Pick out each line of the records that includes the string "value", and copy it.

═════ Material to process

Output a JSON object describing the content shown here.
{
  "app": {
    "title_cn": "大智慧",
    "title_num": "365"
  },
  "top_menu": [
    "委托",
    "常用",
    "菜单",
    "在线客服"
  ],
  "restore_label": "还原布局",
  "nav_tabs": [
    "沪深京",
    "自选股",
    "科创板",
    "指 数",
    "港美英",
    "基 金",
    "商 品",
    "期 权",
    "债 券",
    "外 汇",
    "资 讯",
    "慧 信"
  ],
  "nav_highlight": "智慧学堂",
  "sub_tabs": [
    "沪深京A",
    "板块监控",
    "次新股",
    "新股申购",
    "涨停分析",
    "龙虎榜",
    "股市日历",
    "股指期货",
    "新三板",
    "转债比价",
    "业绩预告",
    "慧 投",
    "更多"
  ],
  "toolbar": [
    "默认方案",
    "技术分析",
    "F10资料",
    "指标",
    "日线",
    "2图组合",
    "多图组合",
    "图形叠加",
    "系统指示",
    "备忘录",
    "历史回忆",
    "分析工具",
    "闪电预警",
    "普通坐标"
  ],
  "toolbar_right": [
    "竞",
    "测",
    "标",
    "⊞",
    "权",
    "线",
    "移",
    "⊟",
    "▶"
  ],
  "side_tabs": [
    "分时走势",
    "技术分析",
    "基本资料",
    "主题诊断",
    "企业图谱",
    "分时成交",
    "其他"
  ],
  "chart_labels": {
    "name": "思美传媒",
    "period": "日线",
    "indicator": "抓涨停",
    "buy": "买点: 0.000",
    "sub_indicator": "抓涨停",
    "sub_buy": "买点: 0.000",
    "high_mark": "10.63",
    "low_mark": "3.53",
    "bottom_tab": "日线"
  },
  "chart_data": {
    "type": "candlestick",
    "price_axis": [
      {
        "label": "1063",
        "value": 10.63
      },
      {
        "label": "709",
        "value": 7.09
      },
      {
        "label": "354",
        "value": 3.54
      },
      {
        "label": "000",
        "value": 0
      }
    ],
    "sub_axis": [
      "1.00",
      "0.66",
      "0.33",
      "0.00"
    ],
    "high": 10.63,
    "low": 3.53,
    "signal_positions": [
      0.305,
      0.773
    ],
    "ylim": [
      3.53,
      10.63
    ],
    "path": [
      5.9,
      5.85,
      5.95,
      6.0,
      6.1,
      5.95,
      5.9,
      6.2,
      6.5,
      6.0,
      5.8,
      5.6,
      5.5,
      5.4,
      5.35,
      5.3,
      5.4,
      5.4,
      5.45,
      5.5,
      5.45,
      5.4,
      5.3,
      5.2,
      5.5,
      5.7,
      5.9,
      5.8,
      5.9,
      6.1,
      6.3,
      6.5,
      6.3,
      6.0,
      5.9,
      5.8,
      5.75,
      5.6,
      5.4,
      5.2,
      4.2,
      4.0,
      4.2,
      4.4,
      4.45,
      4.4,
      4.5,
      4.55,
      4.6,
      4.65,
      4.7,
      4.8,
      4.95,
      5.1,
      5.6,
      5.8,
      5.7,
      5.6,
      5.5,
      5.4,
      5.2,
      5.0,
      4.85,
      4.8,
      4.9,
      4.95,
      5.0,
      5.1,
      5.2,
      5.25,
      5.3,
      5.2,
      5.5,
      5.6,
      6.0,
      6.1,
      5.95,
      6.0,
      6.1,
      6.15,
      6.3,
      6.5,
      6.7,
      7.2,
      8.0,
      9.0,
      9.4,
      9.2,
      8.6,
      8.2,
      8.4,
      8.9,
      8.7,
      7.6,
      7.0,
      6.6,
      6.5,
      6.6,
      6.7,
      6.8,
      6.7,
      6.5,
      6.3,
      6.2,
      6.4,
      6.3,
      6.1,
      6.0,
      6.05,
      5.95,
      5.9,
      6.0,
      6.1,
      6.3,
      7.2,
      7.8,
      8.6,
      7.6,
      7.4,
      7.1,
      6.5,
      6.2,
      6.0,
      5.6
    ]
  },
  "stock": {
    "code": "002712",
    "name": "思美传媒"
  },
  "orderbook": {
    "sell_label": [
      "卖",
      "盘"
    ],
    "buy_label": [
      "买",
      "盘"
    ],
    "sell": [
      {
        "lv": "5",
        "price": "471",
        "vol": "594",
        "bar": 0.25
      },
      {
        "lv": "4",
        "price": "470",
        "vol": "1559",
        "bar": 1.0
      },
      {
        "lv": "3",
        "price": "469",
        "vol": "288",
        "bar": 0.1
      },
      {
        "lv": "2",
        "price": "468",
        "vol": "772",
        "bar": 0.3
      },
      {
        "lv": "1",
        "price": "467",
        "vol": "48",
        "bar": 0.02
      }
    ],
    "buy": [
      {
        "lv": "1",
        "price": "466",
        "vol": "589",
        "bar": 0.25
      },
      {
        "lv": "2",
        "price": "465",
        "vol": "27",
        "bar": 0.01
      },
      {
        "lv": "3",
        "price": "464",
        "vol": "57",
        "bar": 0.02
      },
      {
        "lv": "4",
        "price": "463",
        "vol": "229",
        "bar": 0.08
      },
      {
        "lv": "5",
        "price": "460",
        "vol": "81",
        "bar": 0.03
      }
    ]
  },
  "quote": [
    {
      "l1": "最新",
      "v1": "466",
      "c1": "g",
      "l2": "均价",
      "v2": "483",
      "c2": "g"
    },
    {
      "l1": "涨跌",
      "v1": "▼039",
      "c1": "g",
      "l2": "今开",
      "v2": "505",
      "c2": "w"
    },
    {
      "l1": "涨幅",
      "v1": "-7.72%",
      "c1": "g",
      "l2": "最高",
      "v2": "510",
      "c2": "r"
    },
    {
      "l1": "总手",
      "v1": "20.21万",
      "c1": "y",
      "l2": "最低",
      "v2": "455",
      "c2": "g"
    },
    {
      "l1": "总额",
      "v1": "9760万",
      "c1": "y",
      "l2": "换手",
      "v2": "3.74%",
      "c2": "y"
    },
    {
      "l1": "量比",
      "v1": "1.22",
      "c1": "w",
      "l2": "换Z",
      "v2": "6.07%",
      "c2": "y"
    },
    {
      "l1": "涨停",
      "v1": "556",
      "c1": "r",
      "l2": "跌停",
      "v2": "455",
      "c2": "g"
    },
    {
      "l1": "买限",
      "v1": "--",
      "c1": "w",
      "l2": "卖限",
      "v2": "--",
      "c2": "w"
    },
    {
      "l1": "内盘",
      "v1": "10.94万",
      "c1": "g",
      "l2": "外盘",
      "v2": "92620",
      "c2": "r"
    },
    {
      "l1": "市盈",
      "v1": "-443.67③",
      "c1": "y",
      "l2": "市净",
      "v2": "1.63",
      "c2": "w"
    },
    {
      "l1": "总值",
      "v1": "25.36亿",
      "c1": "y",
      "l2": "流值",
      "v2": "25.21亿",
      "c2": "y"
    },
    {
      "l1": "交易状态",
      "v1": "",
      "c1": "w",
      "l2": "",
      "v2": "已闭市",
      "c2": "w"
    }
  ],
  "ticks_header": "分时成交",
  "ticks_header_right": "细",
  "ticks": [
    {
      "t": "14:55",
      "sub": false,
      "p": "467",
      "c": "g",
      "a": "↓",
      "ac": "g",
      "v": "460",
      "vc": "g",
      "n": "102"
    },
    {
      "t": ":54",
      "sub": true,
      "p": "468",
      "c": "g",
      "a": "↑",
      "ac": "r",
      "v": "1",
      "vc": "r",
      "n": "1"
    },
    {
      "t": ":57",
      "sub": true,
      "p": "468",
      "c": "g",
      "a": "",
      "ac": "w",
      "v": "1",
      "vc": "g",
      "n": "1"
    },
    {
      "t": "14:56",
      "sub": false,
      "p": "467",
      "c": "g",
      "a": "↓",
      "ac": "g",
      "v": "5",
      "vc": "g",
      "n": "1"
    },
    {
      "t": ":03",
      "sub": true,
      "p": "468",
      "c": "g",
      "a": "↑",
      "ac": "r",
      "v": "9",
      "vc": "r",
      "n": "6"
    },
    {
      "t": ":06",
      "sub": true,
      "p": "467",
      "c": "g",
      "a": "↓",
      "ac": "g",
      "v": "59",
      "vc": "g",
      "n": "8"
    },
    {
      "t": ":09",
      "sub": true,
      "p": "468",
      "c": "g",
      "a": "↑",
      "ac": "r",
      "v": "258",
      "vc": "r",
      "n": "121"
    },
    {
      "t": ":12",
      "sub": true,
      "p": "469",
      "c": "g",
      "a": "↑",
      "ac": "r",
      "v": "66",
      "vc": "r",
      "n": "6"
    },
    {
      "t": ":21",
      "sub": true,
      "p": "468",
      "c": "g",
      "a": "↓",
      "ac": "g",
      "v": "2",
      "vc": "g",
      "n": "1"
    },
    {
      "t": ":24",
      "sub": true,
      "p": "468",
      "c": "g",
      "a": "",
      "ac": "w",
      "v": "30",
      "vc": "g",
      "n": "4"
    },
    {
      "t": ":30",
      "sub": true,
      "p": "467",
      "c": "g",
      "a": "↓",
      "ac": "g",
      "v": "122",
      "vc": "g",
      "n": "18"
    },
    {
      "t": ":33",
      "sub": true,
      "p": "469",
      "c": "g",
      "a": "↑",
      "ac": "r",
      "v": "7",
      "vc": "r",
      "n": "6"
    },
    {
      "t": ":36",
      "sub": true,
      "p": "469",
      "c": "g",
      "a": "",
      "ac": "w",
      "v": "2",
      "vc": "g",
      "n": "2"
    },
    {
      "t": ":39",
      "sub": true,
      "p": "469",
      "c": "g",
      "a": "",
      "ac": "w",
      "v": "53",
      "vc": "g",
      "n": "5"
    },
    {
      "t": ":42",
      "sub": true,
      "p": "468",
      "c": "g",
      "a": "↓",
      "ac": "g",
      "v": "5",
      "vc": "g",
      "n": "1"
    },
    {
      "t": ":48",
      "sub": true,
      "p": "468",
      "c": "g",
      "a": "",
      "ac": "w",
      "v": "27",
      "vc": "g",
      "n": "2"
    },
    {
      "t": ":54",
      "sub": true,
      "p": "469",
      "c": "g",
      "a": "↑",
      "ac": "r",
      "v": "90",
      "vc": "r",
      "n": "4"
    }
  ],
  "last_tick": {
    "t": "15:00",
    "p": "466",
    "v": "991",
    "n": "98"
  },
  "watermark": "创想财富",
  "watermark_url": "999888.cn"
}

══════════

Answer to this task:
        "value": 10.63
        "value": 7.09
        "value": 3.54
        "value": 0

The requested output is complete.